- Directed by: Lyudmil Kirkov
- Written by: Georgi Mishev
- Starring: Nevena Kokanova Philip Trifonov Kiril Gospodinov Sashka Bratanova
- Cinematography: Georgi Rusinov
- Music by: Boris Karadimchev
- Production company: SFF
- Release date: 1972;
- Running time: 110 minutes
- Country: Bulgaria
- Language: Bulgarian

= The Boy Turns Man =

The Boy Turns Man (Момчето си отива / Momcheto si otiva) is a Bulgarian comedy-drama film released in 1972, directed by Lyudmil Kirkov, starring Nevena Kokanova, Philip Trifonov, Kiril Gospodinov and Sashka Bratanova.

The movie tells the story of Ran (Trifonov) and his schoolmates, the graduates at the high school in a small town. During the last days as a schoolboy, Ran thinks on the possible roads of the life while walking on the streets of his hometown as if for the last time. Three different women are involved in these moments of quest, consideration and valedictory meetings.

* _DATASET RECORDS_
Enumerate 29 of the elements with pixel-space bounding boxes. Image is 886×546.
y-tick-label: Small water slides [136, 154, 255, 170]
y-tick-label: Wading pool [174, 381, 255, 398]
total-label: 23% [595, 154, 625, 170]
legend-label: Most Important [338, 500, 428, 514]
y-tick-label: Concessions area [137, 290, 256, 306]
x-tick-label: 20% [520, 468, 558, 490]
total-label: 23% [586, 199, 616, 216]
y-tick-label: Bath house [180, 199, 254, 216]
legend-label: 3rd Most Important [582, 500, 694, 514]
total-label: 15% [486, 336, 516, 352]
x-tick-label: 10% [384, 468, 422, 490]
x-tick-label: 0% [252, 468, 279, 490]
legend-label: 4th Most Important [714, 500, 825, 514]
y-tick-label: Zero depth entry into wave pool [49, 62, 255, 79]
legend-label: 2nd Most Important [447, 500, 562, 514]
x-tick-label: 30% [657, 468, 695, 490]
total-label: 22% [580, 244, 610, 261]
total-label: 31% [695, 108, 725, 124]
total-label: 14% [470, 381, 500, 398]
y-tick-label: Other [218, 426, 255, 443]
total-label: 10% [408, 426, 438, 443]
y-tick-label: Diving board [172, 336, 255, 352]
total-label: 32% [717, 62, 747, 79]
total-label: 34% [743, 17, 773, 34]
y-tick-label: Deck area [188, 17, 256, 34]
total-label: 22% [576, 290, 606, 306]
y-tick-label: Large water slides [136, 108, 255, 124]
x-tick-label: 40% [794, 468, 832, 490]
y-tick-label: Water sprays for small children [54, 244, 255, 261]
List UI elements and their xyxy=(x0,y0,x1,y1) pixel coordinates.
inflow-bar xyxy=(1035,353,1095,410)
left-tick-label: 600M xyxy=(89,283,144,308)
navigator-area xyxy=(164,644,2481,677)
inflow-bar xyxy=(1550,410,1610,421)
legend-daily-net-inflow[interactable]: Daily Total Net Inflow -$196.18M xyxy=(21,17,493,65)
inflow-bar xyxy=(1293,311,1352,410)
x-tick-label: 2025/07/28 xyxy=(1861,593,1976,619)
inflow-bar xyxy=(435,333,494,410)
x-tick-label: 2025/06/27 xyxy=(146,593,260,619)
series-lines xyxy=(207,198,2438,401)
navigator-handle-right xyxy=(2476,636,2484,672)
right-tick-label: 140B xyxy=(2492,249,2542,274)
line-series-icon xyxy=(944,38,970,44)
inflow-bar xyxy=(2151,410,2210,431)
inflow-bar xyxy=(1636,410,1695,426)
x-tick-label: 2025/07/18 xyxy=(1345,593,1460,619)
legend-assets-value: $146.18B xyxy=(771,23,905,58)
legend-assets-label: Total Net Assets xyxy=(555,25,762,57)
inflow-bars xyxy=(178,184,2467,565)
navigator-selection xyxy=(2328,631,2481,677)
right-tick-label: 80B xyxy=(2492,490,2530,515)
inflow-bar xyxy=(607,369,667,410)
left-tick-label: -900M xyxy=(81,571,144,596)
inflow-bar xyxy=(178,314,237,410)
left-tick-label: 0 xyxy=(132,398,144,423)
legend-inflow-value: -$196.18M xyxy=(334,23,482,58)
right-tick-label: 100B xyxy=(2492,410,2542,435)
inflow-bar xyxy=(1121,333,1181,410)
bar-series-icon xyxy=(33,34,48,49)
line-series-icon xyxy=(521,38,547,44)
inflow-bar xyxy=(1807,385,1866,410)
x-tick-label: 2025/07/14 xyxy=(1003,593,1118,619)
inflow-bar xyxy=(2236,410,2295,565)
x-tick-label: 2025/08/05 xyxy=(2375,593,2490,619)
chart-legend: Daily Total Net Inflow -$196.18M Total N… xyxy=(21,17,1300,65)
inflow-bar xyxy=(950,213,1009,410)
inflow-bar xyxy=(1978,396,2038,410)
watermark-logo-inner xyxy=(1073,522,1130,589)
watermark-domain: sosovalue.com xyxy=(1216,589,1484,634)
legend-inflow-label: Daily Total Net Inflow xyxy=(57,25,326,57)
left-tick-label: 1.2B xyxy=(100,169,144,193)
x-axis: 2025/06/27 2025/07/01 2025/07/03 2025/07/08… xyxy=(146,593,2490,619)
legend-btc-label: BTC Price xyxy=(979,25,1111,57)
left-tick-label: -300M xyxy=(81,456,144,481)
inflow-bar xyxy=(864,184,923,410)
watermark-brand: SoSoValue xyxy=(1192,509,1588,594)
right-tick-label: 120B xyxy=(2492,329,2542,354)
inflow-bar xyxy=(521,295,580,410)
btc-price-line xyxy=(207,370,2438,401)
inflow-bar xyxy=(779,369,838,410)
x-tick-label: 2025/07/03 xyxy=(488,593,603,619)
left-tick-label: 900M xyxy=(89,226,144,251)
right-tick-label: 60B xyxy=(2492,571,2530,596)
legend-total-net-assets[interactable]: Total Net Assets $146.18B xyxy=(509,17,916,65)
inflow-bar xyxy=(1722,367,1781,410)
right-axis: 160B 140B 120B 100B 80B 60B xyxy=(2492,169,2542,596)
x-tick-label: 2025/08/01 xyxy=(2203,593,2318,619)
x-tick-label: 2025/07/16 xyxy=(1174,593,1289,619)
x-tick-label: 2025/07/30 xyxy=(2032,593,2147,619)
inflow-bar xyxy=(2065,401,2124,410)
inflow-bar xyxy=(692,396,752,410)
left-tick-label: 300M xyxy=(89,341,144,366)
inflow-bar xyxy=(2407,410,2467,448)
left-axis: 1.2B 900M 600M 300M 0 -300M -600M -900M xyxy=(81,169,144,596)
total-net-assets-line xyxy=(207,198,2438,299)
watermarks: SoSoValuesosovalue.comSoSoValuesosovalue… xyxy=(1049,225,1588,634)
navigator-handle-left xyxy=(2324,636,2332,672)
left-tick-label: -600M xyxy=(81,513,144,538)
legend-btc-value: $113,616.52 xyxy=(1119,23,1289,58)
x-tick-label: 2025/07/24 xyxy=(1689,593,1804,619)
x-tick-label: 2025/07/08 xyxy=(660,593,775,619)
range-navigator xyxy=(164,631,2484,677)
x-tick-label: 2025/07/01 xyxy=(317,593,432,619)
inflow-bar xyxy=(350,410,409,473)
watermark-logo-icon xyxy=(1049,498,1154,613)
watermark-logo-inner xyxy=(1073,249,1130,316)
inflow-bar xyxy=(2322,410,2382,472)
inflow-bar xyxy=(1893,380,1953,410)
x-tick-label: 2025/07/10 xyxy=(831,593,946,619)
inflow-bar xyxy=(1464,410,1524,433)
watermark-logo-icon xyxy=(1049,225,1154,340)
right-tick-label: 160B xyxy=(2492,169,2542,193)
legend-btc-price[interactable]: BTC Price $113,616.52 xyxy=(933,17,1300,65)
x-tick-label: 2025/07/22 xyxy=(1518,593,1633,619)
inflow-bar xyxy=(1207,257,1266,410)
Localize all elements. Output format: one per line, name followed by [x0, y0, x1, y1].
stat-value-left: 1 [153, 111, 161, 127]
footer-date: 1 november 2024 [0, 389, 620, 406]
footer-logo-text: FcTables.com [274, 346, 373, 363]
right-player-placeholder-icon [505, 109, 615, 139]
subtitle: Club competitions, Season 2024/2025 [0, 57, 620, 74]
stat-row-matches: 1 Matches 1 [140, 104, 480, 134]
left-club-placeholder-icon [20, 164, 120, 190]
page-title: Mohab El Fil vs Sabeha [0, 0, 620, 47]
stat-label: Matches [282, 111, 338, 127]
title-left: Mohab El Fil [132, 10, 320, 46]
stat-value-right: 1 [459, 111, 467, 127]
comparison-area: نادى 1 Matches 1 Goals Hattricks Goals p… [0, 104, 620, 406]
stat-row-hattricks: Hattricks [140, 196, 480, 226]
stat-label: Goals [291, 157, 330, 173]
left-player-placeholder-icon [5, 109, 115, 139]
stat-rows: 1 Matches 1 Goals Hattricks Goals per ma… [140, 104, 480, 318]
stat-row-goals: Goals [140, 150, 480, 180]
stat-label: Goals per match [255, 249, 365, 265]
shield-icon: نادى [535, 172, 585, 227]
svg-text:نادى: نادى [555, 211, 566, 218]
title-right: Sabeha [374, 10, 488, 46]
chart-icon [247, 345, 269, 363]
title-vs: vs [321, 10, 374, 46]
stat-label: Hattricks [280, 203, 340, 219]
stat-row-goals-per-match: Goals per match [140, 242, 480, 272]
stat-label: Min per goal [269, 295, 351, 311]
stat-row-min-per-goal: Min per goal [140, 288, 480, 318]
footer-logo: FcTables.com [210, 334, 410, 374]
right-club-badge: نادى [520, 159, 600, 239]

* _TASKS AND EXERCISES_
(a) According to the film article, who wrote The Boy Turns Man?
(b) Condense the paragraph of the film article that begins "The movie tells the story of Ran" into a shorter version that keeps its main facts.
(c) Continue the film article about The Boy Turns Man from its final sentence.
The records are separate material, unrelated to the film article.

* _THE RESPONSES_
(a) Georgi Mishev

(b) The film follows Ran (Trifonov) and his fellow high school graduates in a small town. In his last days as a schoolboy, Ran walks his hometown's streets as if for the last time, considering his possible paths in life, and three different women take part in these moments of searching, reflection and farewell.

(c)
The film received a broad critical acclaim and turned into one of the classics of the Bulgarian cinematography. The song "People and Streets" from the soundtrack to the movie, performed by Mimi Ivanova and Boris Godjunov, became one of the most popular songs of the Bulgarian variety. A sequel, named Don't Go Away, was released in 1976 directed again by Lyudmil Kirkov.

==Cast==
- Nevena Kokanova as Tinka (confectionery' saleswoman)
- Philip Trifonov as Ran
- Kiril Gospodinov as Tinka's husband
- Sashka Bratanova as Mariana (Ran' classmate)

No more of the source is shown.